Filter these entries, keeping only lines that hold the word "data".

:: Source records

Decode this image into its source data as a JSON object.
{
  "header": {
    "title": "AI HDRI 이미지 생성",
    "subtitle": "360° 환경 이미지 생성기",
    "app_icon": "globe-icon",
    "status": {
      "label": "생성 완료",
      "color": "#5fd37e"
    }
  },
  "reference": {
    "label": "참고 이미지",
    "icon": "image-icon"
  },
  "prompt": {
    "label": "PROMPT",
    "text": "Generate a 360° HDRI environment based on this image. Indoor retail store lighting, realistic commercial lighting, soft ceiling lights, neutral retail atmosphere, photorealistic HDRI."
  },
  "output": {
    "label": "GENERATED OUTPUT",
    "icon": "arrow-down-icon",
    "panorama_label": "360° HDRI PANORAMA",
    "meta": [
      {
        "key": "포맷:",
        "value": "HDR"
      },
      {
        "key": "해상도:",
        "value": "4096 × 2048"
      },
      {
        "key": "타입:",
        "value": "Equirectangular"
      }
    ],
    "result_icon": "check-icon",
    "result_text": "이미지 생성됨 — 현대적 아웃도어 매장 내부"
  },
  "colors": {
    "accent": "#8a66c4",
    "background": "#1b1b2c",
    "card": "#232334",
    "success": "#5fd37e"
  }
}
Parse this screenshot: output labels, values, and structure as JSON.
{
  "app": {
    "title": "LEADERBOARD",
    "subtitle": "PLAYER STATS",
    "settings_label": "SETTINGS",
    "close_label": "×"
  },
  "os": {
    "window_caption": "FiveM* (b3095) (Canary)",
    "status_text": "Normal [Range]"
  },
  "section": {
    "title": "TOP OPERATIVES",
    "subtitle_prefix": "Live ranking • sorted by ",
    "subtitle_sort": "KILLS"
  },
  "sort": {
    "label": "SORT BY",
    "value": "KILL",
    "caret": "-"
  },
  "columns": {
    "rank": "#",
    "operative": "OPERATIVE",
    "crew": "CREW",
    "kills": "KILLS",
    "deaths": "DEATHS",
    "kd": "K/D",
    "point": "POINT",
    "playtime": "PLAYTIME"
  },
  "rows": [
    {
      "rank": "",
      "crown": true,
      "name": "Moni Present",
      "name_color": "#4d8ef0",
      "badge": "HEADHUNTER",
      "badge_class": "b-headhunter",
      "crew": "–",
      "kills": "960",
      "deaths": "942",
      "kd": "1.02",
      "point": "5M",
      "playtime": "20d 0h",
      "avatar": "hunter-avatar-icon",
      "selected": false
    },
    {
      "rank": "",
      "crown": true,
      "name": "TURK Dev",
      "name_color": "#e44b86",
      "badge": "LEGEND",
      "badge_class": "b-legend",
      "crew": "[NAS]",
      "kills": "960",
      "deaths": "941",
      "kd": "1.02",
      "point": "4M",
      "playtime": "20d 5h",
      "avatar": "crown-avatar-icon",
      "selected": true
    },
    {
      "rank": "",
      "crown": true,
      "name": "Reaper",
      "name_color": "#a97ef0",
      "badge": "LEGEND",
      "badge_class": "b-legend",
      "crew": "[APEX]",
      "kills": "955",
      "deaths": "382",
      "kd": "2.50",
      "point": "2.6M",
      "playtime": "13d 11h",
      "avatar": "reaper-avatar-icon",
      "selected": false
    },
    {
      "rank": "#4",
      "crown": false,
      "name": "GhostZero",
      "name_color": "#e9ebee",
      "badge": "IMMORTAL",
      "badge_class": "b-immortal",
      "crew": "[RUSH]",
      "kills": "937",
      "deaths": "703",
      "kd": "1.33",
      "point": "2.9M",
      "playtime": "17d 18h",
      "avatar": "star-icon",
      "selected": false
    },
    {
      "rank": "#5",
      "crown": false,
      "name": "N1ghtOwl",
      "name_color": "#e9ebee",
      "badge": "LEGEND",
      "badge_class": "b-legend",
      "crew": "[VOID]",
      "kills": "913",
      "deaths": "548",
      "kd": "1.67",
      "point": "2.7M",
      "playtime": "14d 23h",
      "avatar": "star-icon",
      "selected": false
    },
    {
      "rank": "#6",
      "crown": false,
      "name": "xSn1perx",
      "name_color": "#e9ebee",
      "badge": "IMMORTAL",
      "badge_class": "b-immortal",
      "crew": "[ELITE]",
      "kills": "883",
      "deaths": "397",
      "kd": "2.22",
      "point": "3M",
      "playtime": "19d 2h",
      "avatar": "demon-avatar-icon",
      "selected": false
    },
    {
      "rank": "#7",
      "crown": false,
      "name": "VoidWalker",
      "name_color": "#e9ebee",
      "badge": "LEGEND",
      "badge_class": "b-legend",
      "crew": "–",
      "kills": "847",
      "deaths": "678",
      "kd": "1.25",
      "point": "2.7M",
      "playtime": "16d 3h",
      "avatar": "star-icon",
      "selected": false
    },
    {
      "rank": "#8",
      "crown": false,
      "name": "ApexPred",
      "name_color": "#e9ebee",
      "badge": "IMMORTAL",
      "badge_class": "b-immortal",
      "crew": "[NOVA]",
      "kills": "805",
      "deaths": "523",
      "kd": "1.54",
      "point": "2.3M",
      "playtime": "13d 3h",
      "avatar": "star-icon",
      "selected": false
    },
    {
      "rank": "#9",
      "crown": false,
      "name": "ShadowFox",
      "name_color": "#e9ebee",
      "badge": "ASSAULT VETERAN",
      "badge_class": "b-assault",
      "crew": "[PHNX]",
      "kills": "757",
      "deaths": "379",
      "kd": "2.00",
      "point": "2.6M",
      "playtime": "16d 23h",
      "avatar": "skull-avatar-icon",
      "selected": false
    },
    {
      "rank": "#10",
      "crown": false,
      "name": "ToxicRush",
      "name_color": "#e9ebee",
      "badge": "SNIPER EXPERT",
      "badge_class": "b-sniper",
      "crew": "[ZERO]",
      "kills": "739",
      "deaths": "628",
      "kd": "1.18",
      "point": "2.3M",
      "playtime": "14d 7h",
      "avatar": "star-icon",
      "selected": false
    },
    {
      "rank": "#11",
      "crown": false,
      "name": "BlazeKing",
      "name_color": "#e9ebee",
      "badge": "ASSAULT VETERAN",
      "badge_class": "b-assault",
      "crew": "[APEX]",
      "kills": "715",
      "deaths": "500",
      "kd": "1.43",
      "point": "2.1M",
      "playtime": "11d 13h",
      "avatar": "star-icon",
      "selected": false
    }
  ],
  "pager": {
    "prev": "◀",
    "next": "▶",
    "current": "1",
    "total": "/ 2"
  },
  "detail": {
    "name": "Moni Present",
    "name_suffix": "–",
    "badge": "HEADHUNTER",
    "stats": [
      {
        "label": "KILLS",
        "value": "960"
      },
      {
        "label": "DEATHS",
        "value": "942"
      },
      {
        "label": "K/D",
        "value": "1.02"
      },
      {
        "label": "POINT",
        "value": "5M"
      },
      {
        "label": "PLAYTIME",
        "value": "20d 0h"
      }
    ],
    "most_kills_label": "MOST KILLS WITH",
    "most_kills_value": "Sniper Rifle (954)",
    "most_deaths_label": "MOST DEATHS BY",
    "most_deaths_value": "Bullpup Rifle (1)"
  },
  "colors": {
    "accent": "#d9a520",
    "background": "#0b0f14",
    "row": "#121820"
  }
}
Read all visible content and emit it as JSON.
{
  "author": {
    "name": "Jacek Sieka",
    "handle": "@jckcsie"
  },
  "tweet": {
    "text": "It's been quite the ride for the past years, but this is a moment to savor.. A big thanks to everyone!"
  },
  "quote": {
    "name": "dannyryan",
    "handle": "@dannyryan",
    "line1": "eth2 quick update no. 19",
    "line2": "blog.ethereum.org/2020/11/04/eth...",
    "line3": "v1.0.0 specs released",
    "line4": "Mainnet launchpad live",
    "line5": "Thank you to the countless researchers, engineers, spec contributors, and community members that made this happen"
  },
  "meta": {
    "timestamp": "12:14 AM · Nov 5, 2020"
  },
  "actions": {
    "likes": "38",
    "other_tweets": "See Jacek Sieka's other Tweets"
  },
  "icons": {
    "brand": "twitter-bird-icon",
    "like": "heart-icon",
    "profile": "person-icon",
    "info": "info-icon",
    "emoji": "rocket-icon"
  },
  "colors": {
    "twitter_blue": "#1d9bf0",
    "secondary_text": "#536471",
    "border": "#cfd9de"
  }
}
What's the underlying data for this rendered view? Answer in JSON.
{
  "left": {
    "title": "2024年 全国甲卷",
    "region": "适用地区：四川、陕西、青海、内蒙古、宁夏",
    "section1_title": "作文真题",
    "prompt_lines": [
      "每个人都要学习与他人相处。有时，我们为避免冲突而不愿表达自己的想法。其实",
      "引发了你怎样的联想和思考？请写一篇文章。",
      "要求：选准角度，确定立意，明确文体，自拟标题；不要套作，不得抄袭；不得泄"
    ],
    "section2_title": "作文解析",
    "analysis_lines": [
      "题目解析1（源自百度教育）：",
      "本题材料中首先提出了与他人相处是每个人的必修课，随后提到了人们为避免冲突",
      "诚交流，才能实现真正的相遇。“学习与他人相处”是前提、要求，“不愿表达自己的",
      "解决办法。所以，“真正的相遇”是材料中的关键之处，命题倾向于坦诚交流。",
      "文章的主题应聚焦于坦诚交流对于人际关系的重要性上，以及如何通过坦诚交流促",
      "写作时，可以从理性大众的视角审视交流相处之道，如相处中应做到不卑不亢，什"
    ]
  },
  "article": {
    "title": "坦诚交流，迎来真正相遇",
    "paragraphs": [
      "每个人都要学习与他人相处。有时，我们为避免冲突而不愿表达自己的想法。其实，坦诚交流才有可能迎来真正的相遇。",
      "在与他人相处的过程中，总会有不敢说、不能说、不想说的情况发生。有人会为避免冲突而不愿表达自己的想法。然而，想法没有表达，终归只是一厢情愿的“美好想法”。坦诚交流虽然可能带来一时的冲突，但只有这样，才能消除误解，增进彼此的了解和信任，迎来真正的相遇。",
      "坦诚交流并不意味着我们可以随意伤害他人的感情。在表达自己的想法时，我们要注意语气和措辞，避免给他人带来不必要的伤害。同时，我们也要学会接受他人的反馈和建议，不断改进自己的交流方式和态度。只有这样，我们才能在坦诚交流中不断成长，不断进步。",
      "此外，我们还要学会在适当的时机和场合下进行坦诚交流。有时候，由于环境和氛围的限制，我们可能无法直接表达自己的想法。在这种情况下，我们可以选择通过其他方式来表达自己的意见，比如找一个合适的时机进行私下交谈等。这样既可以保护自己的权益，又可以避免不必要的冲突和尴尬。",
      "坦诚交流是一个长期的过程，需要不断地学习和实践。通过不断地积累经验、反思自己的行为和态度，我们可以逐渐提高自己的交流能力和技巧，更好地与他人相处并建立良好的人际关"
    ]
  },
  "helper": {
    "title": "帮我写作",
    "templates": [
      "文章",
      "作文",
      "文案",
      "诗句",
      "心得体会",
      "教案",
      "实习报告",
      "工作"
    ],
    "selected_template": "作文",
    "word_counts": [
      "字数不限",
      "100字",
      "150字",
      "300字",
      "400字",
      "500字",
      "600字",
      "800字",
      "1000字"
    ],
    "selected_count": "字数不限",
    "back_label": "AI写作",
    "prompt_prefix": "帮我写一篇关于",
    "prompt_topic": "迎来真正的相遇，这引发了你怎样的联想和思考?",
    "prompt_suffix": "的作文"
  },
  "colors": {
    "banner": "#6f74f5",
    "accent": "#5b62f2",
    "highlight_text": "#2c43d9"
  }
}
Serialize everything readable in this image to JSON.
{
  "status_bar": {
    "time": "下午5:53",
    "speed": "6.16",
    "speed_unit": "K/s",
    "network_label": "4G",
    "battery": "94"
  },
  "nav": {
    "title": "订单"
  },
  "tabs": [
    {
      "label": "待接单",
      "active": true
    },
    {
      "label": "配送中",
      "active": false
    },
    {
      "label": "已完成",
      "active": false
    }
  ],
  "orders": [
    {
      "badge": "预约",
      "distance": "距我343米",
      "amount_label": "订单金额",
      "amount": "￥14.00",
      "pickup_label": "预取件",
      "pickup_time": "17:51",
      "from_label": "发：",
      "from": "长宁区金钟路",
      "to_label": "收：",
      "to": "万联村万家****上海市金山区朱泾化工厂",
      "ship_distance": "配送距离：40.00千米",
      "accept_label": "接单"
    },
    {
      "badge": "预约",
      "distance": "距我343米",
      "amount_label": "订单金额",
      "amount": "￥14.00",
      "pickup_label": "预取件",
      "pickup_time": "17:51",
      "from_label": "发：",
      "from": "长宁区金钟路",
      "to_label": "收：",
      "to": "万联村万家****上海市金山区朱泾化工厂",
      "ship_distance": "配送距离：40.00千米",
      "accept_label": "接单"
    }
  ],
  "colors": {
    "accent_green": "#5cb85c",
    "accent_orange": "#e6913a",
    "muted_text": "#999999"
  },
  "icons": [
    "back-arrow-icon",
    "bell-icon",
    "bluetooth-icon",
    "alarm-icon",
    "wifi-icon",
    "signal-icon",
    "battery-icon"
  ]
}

::::

> _Written solution_
Decode this image into its source data as a JSON object.
What's the underlying data for this rendered view? Answer in JSON.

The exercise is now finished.